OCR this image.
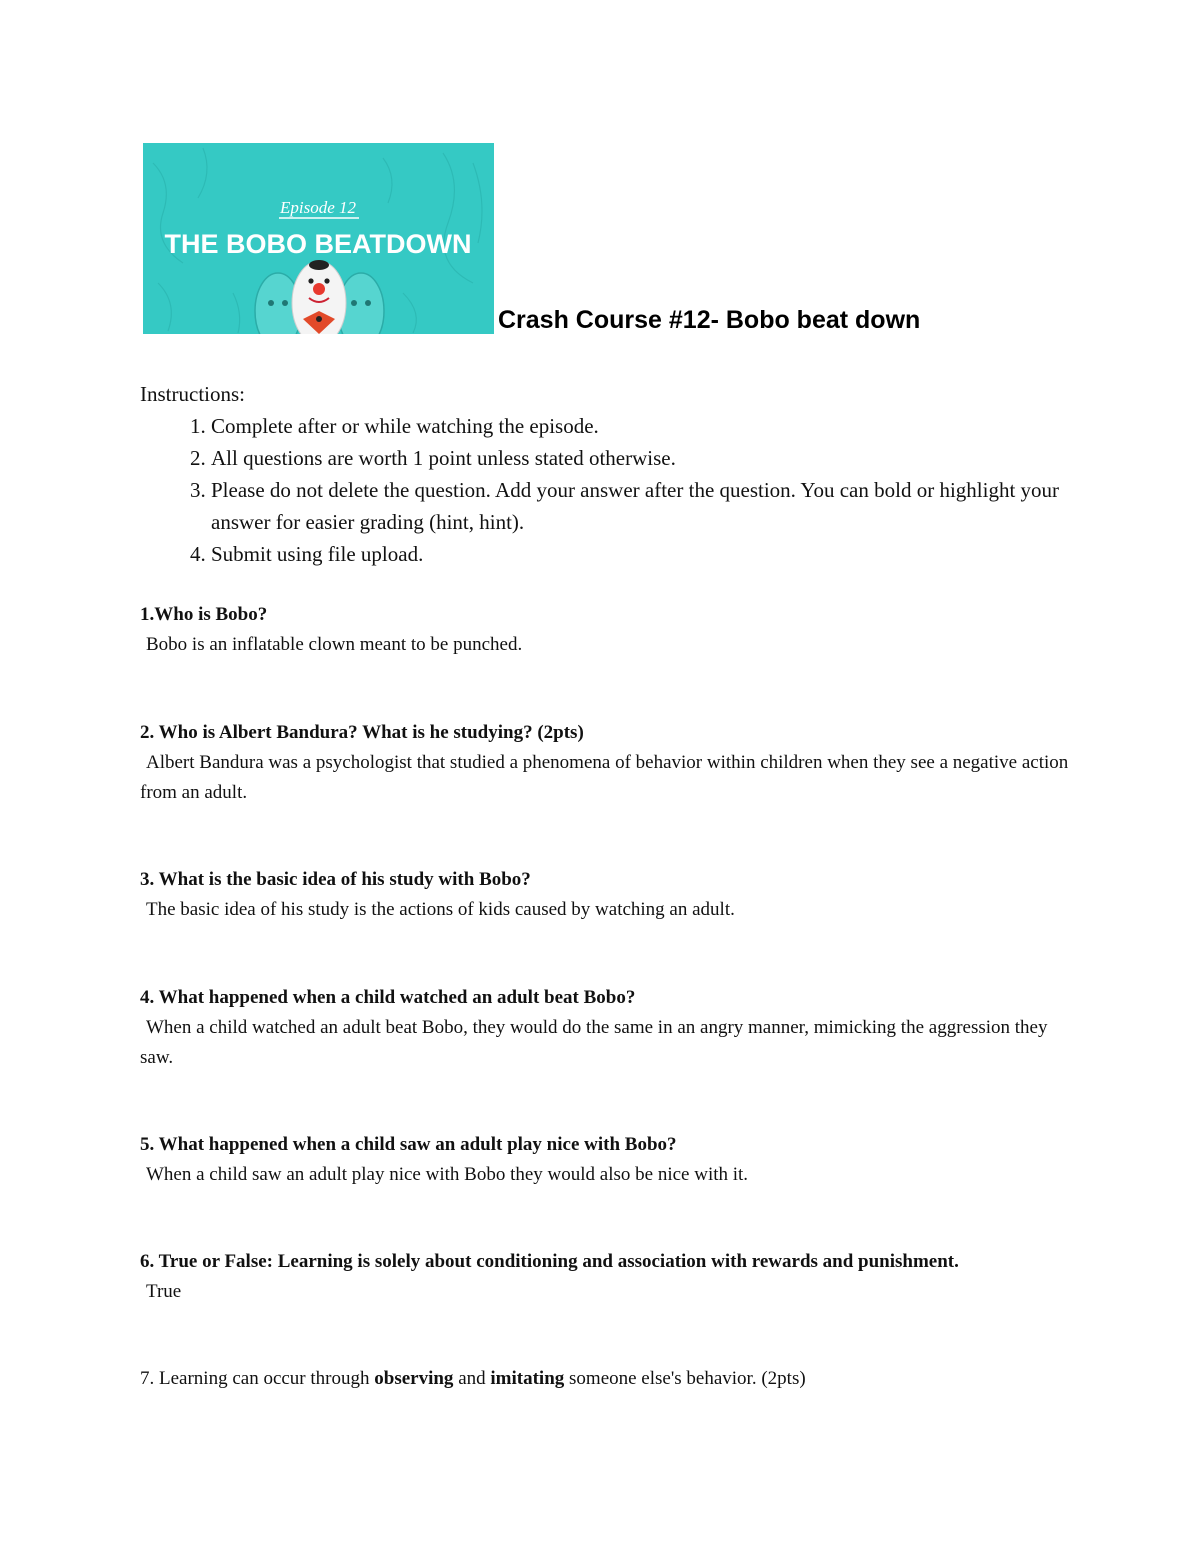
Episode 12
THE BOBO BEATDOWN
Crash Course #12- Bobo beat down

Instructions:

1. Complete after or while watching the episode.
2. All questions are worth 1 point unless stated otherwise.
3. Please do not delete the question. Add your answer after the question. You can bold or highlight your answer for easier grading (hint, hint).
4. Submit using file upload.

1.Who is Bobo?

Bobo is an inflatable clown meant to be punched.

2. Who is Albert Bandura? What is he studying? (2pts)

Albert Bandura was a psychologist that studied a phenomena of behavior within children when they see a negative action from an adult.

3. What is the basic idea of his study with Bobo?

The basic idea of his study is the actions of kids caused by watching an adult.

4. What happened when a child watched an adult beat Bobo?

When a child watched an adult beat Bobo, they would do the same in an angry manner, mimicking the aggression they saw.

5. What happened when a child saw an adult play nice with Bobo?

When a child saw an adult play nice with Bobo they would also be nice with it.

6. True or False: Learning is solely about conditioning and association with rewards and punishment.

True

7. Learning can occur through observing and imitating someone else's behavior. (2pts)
++++++++++
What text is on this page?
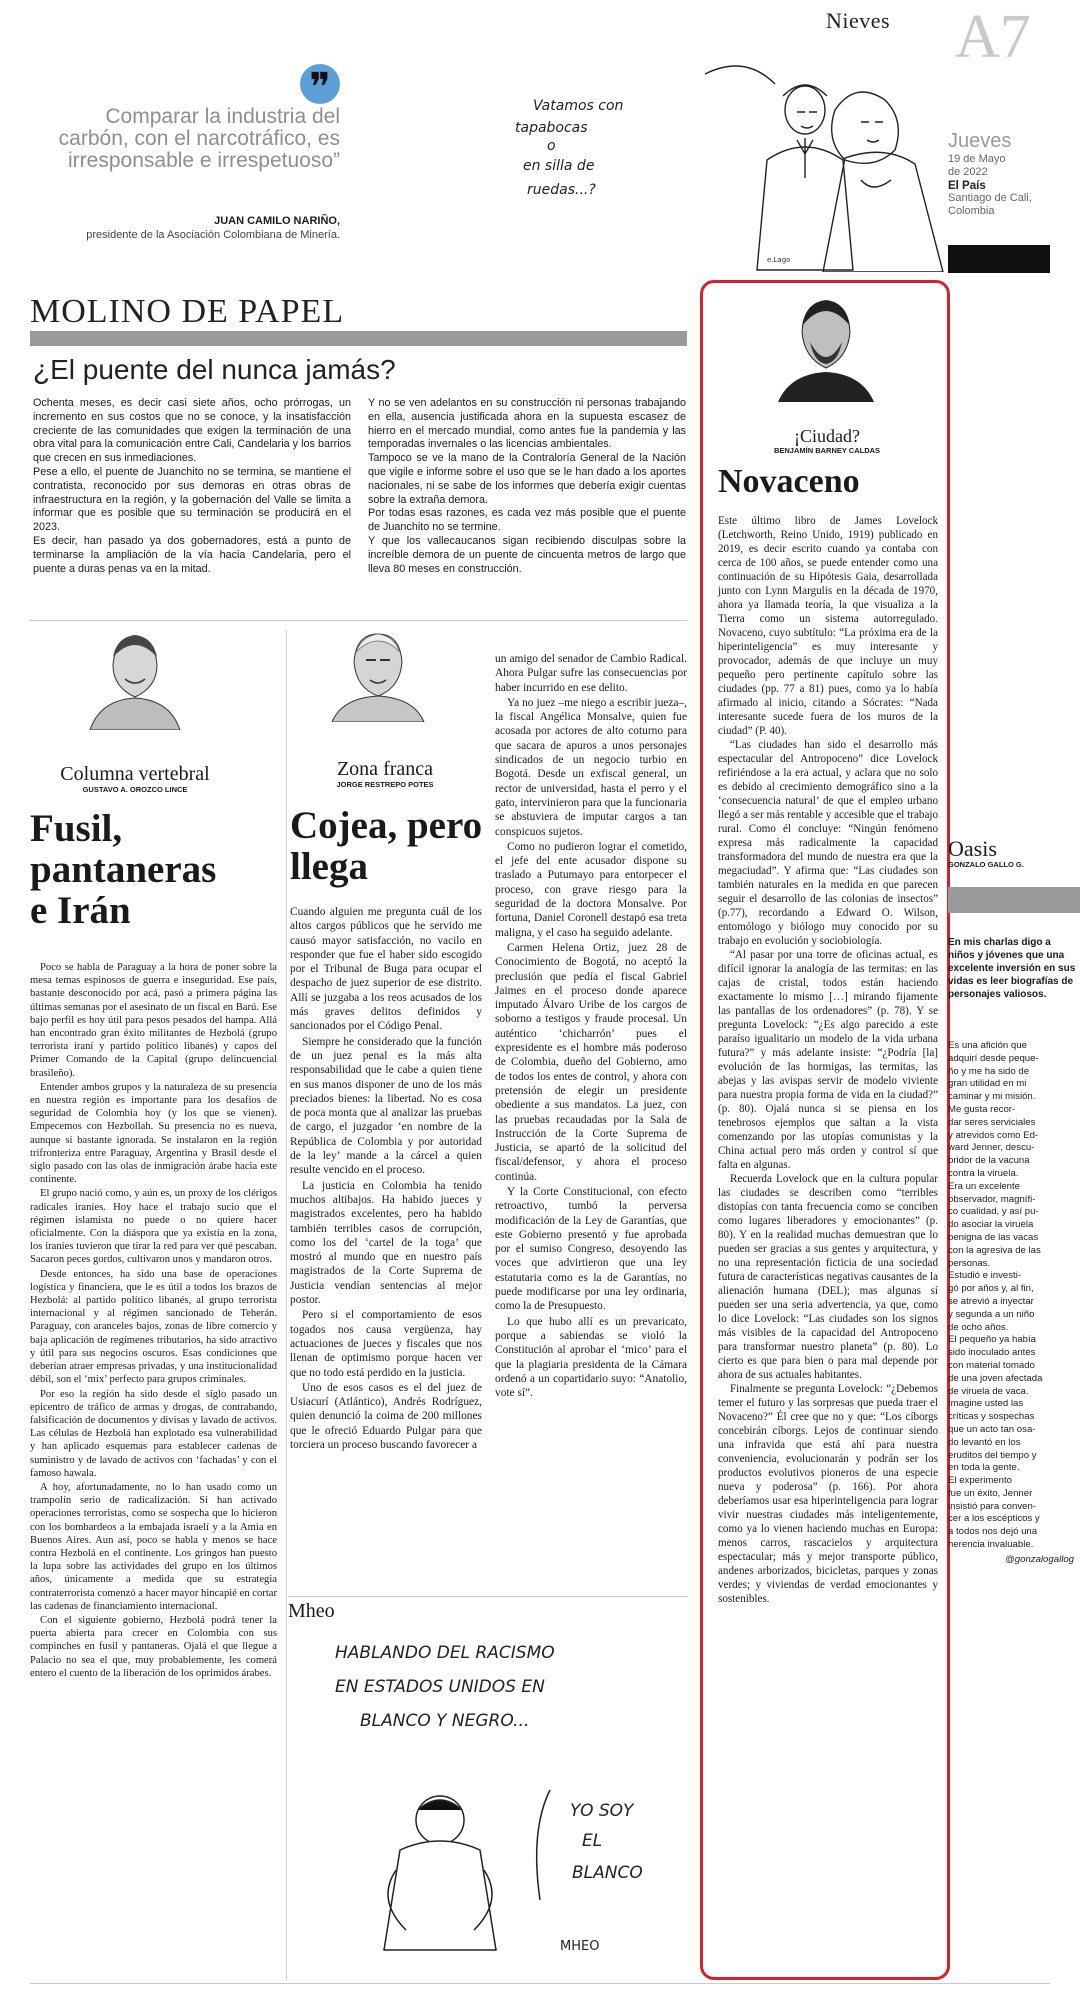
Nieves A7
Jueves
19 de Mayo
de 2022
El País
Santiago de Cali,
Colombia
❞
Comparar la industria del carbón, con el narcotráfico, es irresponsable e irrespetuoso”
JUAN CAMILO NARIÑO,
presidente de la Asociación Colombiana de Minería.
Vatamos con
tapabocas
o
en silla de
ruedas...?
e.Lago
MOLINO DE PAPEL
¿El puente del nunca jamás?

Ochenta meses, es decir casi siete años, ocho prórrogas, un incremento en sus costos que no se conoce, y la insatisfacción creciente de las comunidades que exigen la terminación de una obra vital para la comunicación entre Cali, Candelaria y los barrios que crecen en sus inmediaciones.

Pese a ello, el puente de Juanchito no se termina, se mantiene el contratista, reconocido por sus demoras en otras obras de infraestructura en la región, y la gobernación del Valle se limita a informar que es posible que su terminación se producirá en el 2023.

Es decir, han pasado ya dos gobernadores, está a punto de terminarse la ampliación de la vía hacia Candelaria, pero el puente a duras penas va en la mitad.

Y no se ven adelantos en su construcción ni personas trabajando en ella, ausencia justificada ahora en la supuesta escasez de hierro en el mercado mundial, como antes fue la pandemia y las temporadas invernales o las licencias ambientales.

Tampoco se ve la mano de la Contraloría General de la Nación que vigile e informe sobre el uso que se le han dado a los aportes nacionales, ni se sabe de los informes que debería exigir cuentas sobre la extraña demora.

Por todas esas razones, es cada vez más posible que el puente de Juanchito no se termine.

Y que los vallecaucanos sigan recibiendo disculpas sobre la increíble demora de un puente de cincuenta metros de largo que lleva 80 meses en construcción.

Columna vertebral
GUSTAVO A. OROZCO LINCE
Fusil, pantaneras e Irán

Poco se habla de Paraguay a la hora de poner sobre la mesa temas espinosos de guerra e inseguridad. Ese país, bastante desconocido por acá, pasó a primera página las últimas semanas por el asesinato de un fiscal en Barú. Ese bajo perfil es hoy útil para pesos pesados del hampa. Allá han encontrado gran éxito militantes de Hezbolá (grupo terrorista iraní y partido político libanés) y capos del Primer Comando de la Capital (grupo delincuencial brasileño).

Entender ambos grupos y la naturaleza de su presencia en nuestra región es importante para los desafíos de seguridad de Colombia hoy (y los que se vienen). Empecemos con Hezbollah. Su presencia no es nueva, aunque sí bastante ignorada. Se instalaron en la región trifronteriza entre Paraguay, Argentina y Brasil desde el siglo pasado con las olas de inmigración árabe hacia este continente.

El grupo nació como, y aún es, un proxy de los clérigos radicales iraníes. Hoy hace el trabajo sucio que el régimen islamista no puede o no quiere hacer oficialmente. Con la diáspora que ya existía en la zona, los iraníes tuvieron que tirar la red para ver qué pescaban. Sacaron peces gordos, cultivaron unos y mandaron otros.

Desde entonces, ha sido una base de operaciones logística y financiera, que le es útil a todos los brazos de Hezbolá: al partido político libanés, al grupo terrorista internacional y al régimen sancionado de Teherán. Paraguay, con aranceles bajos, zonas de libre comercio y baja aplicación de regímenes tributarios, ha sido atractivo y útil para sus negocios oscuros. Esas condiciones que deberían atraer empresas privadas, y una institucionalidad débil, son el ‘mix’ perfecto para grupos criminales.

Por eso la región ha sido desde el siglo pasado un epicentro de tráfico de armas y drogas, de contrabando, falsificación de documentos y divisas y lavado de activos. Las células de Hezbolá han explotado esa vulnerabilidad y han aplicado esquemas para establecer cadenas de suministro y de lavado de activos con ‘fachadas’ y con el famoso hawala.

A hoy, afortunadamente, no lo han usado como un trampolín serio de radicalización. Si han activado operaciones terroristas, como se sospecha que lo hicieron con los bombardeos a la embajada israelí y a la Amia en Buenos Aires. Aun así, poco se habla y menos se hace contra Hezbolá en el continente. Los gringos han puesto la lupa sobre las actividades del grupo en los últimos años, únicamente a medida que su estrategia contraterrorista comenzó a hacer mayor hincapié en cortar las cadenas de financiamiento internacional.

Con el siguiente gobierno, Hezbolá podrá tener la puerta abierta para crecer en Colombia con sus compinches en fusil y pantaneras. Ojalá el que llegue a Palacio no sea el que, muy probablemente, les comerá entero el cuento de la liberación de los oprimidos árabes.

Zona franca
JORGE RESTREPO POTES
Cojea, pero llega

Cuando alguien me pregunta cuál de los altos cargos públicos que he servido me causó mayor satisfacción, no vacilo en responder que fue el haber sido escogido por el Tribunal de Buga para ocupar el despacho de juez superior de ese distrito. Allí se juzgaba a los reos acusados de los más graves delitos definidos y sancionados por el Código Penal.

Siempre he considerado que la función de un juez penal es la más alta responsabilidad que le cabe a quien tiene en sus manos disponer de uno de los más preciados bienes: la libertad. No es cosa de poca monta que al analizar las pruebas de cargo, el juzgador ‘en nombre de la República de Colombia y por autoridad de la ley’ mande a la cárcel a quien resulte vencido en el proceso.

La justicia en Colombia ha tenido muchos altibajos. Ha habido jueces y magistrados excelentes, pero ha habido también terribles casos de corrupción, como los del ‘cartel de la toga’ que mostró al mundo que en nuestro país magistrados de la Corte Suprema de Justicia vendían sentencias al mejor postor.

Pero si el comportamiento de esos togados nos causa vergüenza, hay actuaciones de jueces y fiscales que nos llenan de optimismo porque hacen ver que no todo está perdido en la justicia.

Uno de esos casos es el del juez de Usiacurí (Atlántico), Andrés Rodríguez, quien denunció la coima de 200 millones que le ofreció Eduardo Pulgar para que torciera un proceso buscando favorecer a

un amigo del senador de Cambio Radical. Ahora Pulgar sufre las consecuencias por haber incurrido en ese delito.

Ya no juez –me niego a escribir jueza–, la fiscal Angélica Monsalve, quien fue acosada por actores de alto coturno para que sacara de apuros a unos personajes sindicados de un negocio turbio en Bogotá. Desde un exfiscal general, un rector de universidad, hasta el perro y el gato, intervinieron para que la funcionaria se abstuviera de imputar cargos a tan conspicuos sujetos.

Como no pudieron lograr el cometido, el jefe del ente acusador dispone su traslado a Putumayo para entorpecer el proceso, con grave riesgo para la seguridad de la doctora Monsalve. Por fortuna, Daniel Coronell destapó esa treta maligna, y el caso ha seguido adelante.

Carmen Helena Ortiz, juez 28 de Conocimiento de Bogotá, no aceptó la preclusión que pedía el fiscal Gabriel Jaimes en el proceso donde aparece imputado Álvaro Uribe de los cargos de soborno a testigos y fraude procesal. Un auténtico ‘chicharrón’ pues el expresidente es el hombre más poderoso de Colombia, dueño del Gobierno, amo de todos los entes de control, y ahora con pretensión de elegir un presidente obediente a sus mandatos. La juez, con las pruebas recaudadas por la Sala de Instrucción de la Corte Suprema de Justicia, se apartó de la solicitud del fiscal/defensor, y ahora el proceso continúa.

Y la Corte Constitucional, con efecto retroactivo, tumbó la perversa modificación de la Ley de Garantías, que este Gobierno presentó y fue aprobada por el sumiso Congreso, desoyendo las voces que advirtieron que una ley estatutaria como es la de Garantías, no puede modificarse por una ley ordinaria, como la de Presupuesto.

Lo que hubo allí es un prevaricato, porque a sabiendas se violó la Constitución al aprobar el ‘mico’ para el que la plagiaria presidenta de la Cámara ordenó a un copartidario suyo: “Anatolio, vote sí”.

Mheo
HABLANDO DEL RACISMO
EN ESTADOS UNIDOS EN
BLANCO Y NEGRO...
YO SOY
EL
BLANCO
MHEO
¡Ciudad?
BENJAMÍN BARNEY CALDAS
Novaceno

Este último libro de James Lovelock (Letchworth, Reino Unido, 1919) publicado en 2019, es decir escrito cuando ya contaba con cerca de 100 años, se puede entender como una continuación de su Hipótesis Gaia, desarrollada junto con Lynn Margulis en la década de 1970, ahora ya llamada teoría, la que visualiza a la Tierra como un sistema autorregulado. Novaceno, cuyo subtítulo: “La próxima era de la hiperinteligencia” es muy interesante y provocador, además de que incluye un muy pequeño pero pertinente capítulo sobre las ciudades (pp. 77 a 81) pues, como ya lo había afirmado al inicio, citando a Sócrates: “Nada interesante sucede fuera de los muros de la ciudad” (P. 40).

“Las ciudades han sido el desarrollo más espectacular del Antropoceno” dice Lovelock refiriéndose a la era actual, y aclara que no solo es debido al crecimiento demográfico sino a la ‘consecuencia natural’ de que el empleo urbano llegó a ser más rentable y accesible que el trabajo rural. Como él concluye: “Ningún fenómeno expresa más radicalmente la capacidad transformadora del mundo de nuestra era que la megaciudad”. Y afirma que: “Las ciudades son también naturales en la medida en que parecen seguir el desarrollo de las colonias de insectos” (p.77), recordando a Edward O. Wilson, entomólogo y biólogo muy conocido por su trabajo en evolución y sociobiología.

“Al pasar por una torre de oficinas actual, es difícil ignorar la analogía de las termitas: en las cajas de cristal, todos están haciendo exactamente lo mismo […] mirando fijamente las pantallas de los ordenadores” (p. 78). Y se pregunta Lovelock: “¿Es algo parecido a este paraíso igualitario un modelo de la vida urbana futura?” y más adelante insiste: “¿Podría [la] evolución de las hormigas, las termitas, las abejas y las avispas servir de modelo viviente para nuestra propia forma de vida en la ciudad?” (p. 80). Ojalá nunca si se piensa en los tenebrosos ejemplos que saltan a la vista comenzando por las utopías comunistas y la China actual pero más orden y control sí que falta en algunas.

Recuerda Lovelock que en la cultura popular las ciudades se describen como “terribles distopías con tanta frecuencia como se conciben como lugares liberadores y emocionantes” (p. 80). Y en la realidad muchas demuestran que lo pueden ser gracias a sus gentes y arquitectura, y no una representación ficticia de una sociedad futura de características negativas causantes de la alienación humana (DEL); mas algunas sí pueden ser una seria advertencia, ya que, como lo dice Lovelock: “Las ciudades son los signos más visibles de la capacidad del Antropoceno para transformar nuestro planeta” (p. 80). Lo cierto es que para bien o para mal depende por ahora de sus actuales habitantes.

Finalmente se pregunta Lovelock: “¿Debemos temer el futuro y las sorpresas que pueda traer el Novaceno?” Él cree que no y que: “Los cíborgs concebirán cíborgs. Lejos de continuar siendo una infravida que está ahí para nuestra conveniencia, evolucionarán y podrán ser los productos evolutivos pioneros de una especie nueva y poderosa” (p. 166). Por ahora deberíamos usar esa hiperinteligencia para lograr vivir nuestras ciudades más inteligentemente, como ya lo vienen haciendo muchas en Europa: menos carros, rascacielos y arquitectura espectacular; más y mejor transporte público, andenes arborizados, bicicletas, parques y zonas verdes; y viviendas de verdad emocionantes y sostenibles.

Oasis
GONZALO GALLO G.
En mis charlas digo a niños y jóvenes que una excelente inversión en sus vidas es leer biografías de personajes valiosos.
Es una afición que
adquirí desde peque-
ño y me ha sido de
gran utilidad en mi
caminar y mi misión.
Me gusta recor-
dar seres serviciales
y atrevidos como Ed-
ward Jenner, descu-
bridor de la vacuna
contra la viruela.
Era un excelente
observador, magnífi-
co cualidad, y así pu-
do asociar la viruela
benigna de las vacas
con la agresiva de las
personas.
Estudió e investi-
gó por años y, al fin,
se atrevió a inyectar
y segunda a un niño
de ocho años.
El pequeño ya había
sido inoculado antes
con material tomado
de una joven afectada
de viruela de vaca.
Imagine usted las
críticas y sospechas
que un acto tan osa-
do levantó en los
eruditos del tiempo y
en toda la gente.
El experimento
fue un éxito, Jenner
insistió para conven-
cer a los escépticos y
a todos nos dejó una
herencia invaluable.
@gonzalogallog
++++++++++
## [EXERCISE AIM]
Copy all the lines above that hold the string "watching".

## [OUTPUT OF THE TASK]
1. Complete after or while watching the episode.
The basic idea of his study is the actions of kids caused by watching an adult.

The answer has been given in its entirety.